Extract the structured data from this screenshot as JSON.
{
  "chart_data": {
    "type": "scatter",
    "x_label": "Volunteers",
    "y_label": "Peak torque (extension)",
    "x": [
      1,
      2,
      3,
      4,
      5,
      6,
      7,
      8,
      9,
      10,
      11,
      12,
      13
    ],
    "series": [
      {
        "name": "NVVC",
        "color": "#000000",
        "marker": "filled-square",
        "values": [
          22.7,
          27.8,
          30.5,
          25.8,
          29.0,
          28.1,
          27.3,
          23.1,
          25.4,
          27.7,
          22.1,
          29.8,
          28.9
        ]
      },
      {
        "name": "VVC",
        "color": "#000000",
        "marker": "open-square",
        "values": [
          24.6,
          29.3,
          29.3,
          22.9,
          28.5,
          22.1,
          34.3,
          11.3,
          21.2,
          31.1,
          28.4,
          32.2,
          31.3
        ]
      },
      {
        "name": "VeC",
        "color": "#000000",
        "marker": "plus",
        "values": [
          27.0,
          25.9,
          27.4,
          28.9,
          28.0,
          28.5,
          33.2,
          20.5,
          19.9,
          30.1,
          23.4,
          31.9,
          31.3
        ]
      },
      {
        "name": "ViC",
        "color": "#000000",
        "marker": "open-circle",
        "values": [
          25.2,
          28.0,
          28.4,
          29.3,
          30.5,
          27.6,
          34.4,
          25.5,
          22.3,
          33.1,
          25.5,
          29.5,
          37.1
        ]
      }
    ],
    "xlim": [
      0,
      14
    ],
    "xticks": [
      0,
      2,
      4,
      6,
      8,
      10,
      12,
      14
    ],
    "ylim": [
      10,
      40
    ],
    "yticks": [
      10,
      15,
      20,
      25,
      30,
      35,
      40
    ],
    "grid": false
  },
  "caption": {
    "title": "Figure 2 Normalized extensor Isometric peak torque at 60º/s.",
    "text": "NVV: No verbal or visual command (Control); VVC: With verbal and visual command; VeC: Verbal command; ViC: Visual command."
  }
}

━━━━━━

THE REQUEST:
Please reproduce every line of the material word for word.

REPLY:
Extract the structured data from this screenshot as JSON.
{
  "chart_data": {
    "type": "scatter",
    "x_label": "Volunteers",
    "y_label": "Peak torque (extension)",
    "x": [
      1,
      2,
      3,
      4,
      5,
      6,
      7,
      8,
      9,
      10,
      11,
      12,
      13
    ],
    "series": [
      {
        "name": "NVVC",
        "color": "#000000",
        "marker": "filled-square",
        "values": [
          22.7,
          27.8,
          30.5,
          25.8,
          29.0,
          28.1,
          27.3,
          23.1,
          25.4,
          27.7,
          22.1,
          29.8,
          28.9
        ]
      },
      {
        "name": "VVC",
        "color": "#000000",
        "marker": "open-square",
        "values": [
          24.6,
          29.3,
          29.3,
          22.9,
          28.5,
          22.1,
          34.3,
          11.3,
          21.2,
          31.1,
          28.4,
          32.2,
          31.3
        ]
      },
      {
        "name": "VeC",
        "color": "#000000",
        "marker": "plus",
        "values": [
          27.0,
          25.9,
          27.4,
          28.9,
          28.0,
          28.5,
          33.2,
          20.5,
          19.9,
          30.1,
          23.4,
          31.9,
          31.3
        ]
      },
      {
        "name": "ViC",
        "color": "#000000",
        "marker": "open-circle",
        "values": [
          25.2,
          28.0,
          28.4,
          29.3,
          30.5,
          27.6,
          34.4,
          25.5,
          22.3,
          33.1,
          25.5,
          29.5,
          37.1
        ]
      }
    ],
    "xlim": [
      0,
      14
    ],
    "xticks": [
      0,
      2,
      4,
      6,
      8,
      10,
      12,
      14
    ],
    "ylim": [
      10,
      40
    ],
    "yticks": [
      10,
      15,
      20,
      25,
      30,
      35,
      40
    ],
    "grid": false
  },
  "caption": {
    "title": "Figure 2 Normalized extensor Isometric peak torque at 60º/s.",
    "text": "NVV: No verbal or visual command (Control); VVC: With verbal and visual command; VeC: Verbal command; ViC: Visual command."
  }
}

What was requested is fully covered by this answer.